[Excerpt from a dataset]
=-=-=
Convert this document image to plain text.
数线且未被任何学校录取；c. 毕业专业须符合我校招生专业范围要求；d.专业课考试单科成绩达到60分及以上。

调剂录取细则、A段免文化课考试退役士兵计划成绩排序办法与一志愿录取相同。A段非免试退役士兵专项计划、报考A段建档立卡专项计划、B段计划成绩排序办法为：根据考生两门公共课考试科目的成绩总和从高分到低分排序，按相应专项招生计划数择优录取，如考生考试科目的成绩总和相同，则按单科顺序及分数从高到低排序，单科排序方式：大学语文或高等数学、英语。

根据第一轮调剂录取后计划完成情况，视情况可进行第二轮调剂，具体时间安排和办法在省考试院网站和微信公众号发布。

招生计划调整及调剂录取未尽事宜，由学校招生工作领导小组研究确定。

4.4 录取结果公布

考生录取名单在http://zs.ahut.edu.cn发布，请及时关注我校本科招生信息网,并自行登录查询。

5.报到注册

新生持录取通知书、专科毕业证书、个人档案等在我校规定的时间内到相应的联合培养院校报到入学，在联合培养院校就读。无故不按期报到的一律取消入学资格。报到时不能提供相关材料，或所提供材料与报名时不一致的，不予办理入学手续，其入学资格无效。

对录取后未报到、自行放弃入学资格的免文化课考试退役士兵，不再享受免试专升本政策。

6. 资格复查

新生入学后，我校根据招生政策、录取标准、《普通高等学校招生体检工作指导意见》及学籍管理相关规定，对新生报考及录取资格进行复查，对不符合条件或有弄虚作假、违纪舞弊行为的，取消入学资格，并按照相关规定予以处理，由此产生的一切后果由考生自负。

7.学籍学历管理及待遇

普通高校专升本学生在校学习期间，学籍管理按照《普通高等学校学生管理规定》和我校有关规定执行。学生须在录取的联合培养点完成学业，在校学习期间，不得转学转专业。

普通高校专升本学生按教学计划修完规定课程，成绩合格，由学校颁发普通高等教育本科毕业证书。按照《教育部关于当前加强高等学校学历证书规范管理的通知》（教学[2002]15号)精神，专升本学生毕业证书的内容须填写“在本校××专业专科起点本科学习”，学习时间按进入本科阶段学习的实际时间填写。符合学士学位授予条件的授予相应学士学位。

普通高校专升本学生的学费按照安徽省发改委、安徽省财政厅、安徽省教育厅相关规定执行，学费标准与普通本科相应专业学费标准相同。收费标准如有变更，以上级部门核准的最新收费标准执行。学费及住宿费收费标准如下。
=-=-=
_What to do_
Please return the data above exactly as given.

_Reply_
Convert this document image to plain text.
数线且未被任何学校录取；c. 毕业专业须符合我校招生专业范围要求；d.专业课考试单科成绩达到60分及以上。

调剂录取细则、A段免文化课考试退役士兵计划成绩排序办法与一志愿录取相同。A段非免试退役士兵专项计划、报考A段建档立卡专项计划、B段计划成绩排序办法为：根据考生两门公共课考试科目的成绩总和从高分到低分排序，按相应专项招生计划数择优录取，如考生考试科目的成绩总和相同，则按单科顺序及分数从高到低排序，单科排序方式：大学语文或高等数学、英语。

根据第一轮调剂录取后计划完成情况，视情况可进行第二轮调剂，具体时间安排和办法在省考试院网站和微信公众号发布。

招生计划调整及调剂录取未尽事宜，由学校招生工作领导小组研究确定。

4.4 录取结果公布

考生录取名单在http://zs.ahut.edu.cn发布，请及时关注我校本科招生信息网,并自行登录查询。

5.报到注册

新生持录取通知书、专科毕业证书、个人档案等在我校规定的时间内到相应的联合培养院校报到入学，在联合培养院校就读。无故不按期报到的一律取消入学资格。报到时不能提供相关材料，或所提供材料与报名时不一致的，不予办理入学手续，其入学资格无效。

对录取后未报到、自行放弃入学资格的免文化课考试退役士兵，不再享受免试专升本政策。

6. 资格复查

新生入学后，我校根据招生政策、录取标准、《普通高等学校招生体检工作指导意见》及学籍管理相关规定，对新生报考及录取资格进行复查，对不符合条件或有弄虚作假、违纪舞弊行为的，取消入学资格，并按照相关规定予以处理，由此产生的一切后果由考生自负。

7.学籍学历管理及待遇

普通高校专升本学生在校学习期间，学籍管理按照《普通高等学校学生管理规定》和我校有关规定执行。学生须在录取的联合培养点完成学业，在校学习期间，不得转学转专业。

普通高校专升本学生按教学计划修完规定课程，成绩合格，由学校颁发普通高等教育本科毕业证书。按照《教育部关于当前加强高等学校学历证书规范管理的通知》（教学[2002]15号)精神，专升本学生毕业证书的内容须填写“在本校××专业专科起点本科学习”，学习时间按进入本科阶段学习的实际时间填写。符合学士学位授予条件的授予相应学士学位。

普通高校专升本学生的学费按照安徽省发改委、安徽省财政厅、安徽省教育厅相关规定执行，学费标准与普通本科相应专业学费标准相同。收费标准如有变更，以上级部门核准的最新收费标准执行。学费及住宿费收费标准如下。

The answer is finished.